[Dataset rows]
▼

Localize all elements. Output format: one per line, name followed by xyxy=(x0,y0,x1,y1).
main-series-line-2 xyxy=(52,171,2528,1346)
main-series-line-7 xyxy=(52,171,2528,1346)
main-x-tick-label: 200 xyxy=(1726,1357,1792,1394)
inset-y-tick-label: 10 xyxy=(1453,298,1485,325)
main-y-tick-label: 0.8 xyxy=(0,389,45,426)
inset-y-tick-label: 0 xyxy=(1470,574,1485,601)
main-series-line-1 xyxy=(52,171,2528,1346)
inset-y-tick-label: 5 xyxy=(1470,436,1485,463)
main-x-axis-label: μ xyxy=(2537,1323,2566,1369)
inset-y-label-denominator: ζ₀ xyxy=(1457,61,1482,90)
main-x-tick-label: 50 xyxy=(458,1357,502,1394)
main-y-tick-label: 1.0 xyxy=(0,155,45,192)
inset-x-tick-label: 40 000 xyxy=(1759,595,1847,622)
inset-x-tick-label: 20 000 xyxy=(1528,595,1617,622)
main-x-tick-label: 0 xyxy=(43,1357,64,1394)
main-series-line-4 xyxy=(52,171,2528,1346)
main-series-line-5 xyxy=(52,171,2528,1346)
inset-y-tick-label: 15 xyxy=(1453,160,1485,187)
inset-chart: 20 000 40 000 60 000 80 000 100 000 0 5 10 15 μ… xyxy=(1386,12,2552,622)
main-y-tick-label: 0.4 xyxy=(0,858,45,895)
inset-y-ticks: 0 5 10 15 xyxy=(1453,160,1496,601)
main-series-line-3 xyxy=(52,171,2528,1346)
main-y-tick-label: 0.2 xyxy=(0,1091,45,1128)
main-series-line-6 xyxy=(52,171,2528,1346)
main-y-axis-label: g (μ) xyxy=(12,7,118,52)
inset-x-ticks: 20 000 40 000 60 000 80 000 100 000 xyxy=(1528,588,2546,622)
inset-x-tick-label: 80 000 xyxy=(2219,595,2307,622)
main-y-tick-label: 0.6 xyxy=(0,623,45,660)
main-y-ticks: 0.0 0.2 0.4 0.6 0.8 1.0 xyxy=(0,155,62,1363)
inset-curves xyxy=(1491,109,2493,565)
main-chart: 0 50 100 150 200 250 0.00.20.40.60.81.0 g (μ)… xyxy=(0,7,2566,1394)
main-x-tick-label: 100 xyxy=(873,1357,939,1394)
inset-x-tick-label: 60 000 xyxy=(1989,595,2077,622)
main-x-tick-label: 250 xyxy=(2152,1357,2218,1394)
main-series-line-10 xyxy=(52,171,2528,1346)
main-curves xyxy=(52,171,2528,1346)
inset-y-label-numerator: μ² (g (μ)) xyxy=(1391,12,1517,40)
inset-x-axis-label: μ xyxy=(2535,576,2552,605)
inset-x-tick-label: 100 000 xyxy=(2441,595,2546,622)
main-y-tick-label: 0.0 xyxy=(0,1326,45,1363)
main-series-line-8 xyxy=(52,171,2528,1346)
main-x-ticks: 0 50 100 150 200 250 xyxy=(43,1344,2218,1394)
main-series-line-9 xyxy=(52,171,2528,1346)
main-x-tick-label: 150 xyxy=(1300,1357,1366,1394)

▲

## Work to be completed
Update the records above by changing every "main-series-line" to "main-plot-line" and leaving everything else as it is.

## Response to this exercise
Localize all elements. Output format: one per line, name followed by xyxy=(x0,y0,x1,y1).
main-plot-line-2 xyxy=(52,171,2528,1346)
main-plot-line-7 xyxy=(52,171,2528,1346)
main-x-tick-label: 200 xyxy=(1726,1357,1792,1394)
inset-y-tick-label: 10 xyxy=(1453,298,1485,325)
main-y-tick-label: 0.8 xyxy=(0,389,45,426)
inset-y-tick-label: 0 xyxy=(1470,574,1485,601)
main-plot-line-1 xyxy=(52,171,2528,1346)
inset-y-tick-label: 5 xyxy=(1470,436,1485,463)
main-x-axis-label: μ xyxy=(2537,1323,2566,1369)
inset-y-label-denominator: ζ₀ xyxy=(1457,61,1482,90)
main-x-tick-label: 50 xyxy=(458,1357,502,1394)
main-y-tick-label: 1.0 xyxy=(0,155,45,192)
inset-x-tick-label: 40 000 xyxy=(1759,595,1847,622)
inset-x-tick-label: 20 000 xyxy=(1528,595,1617,622)
main-x-tick-label: 0 xyxy=(43,1357,64,1394)
main-plot-line-4 xyxy=(52,171,2528,1346)
main-plot-line-5 xyxy=(52,171,2528,1346)
inset-y-tick-label: 15 xyxy=(1453,160,1485,187)
inset-chart: 20 000 40 000 60 000 80 000 100 000 0 5 10 15 μ… xyxy=(1386,12,2552,622)
main-y-tick-label: 0.4 xyxy=(0,858,45,895)
inset-y-ticks: 0 5 10 15 xyxy=(1453,160,1496,601)
main-plot-line-3 xyxy=(52,171,2528,1346)
main-y-tick-label: 0.2 xyxy=(0,1091,45,1128)
main-plot-line-6 xyxy=(52,171,2528,1346)
main-y-axis-label: g (μ) xyxy=(12,7,118,52)
inset-x-ticks: 20 000 40 000 60 000 80 000 100 000 xyxy=(1528,588,2546,622)
inset-x-tick-label: 80 000 xyxy=(2219,595,2307,622)
main-y-tick-label: 0.6 xyxy=(0,623,45,660)
main-y-ticks: 0.0 0.2 0.4 0.6 0.8 1.0 xyxy=(0,155,62,1363)
inset-curves xyxy=(1491,109,2493,565)
main-chart: 0 50 100 150 200 250 0.00.20.40.60.81.0 g (μ)… xyxy=(0,7,2566,1394)
main-x-tick-label: 100 xyxy=(873,1357,939,1394)
inset-x-tick-label: 60 000 xyxy=(1989,595,2077,622)
main-x-tick-label: 250 xyxy=(2152,1357,2218,1394)
main-plot-line-10 xyxy=(52,171,2528,1346)
main-curves xyxy=(52,171,2528,1346)
inset-y-label-numerator: μ² (g (μ)) xyxy=(1391,12,1517,40)
inset-x-axis-label: μ xyxy=(2535,576,2552,605)
inset-x-tick-label: 100 000 xyxy=(2441,595,2546,622)
main-y-tick-label: 0.0 xyxy=(0,1326,45,1363)
main-plot-line-8 xyxy=(52,171,2528,1346)
main-x-ticks: 0 50 100 150 200 250 xyxy=(43,1344,2218,1394)
main-plot-line-9 xyxy=(52,171,2528,1346)
main-x-tick-label: 150 xyxy=(1300,1357,1366,1394)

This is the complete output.